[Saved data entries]

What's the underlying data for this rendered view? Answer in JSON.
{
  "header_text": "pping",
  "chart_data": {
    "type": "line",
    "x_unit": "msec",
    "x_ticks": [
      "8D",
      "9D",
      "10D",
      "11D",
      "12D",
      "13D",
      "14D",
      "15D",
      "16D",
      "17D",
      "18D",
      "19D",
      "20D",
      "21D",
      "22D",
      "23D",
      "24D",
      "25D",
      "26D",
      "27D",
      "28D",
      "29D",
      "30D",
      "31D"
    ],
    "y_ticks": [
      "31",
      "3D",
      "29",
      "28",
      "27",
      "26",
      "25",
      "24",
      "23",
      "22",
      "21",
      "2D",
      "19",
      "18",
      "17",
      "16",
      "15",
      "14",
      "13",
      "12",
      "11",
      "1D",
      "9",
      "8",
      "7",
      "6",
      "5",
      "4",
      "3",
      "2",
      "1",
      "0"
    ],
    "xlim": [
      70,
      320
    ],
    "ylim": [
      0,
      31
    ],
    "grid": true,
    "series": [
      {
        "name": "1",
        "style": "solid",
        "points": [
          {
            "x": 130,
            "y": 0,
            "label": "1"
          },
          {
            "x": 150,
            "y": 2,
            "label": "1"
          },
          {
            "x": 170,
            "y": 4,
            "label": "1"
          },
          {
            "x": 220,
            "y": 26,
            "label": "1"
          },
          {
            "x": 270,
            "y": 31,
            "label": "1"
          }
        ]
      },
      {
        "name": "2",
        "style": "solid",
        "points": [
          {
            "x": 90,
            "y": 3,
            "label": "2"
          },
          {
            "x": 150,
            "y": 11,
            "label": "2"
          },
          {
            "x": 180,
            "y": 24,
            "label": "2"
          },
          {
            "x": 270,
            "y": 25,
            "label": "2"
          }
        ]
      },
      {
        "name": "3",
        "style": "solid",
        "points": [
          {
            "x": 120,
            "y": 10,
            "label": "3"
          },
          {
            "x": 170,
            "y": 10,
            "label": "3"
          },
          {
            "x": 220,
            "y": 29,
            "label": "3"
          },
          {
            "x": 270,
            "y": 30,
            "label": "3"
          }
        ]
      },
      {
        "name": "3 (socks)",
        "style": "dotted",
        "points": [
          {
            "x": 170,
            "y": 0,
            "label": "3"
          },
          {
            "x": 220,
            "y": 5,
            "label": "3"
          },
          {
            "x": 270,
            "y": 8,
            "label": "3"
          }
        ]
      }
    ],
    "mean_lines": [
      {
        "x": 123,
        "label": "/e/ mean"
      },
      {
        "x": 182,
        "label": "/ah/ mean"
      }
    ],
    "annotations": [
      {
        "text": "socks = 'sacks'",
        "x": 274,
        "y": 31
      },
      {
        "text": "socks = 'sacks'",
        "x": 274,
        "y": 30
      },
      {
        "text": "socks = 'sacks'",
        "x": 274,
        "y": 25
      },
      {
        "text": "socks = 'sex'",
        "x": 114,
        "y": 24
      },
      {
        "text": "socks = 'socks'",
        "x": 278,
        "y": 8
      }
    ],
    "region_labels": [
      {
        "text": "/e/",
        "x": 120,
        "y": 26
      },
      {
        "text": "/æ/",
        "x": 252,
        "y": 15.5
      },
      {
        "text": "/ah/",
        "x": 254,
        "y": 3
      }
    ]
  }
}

SET PROBLEM ::
Write out the records shown above, exactly as they appear.

RIGHT ANSWER ::
What's the underlying data for this rendered view? Answer in JSON.
{
  "header_text": "pping",
  "chart_data": {
    "type": "line",
    "x_unit": "msec",
    "x_ticks": [
      "8D",
      "9D",
      "10D",
      "11D",
      "12D",
      "13D",
      "14D",
      "15D",
      "16D",
      "17D",
      "18D",
      "19D",
      "20D",
      "21D",
      "22D",
      "23D",
      "24D",
      "25D",
      "26D",
      "27D",
      "28D",
      "29D",
      "30D",
      "31D"
    ],
    "y_ticks": [
      "31",
      "3D",
      "29",
      "28",
      "27",
      "26",
      "25",
      "24",
      "23",
      "22",
      "21",
      "2D",
      "19",
      "18",
      "17",
      "16",
      "15",
      "14",
      "13",
      "12",
      "11",
      "1D",
      "9",
      "8",
      "7",
      "6",
      "5",
      "4",
      "3",
      "2",
      "1",
      "0"
    ],
    "xlim": [
      70,
      320
    ],
    "ylim": [
      0,
      31
    ],
    "grid": true,
    "series": [
      {
        "name": "1",
        "style": "solid",
        "points": [
          {
            "x": 130,
            "y": 0,
            "label": "1"
          },
          {
            "x": 150,
            "y": 2,
            "label": "1"
          },
          {
            "x": 170,
            "y": 4,
            "label": "1"
          },
          {
            "x": 220,
            "y": 26,
            "label": "1"
          },
          {
            "x": 270,
            "y": 31,
            "label": "1"
          }
        ]
      },
      {
        "name": "2",
        "style": "solid",
        "points": [
          {
            "x": 90,
            "y": 3,
            "label": "2"
          },
          {
            "x": 150,
            "y": 11,
            "label": "2"
          },
          {
            "x": 180,
            "y": 24,
            "label": "2"
          },
          {
            "x": 270,
            "y": 25,
            "label": "2"
          }
        ]
      },
      {
        "name": "3",
        "style": "solid",
        "points": [
          {
            "x": 120,
            "y": 10,
            "label": "3"
          },
          {
            "x": 170,
            "y": 10,
            "label": "3"
          },
          {
            "x": 220,
            "y": 29,
            "label": "3"
          },
          {
            "x": 270,
            "y": 30,
            "label": "3"
          }
        ]
      },
      {
        "name": "3 (socks)",
        "style": "dotted",
        "points": [
          {
            "x": 170,
            "y": 0,
            "label": "3"
          },
          {
            "x": 220,
            "y": 5,
            "label": "3"
          },
          {
            "x": 270,
            "y": 8,
            "label": "3"
          }
        ]
      }
    ],
    "mean_lines": [
      {
        "x": 123,
        "label": "/e/ mean"
      },
      {
        "x": 182,
        "label": "/ah/ mean"
      }
    ],
    "annotations": [
      {
        "text": "socks = 'sacks'",
        "x": 274,
        "y": 31
      },
      {
        "text": "socks = 'sacks'",
        "x": 274,
        "y": 30
      },
      {
        "text": "socks = 'sacks'",
        "x": 274,
        "y": 25
      },
      {
        "text": "socks = 'sex'",
        "x": 114,
        "y": 24
      },
      {
        "text": "socks = 'socks'",
        "x": 278,
        "y": 8
      }
    ],
    "region_labels": [
      {
        "text": "/e/",
        "x": 120,
        "y": 26
      },
      {
        "text": "/æ/",
        "x": 252,
        "y": 15.5
      },
      {
        "text": "/ah/",
        "x": 254,
        "y": 3
      }
    ]
  }
}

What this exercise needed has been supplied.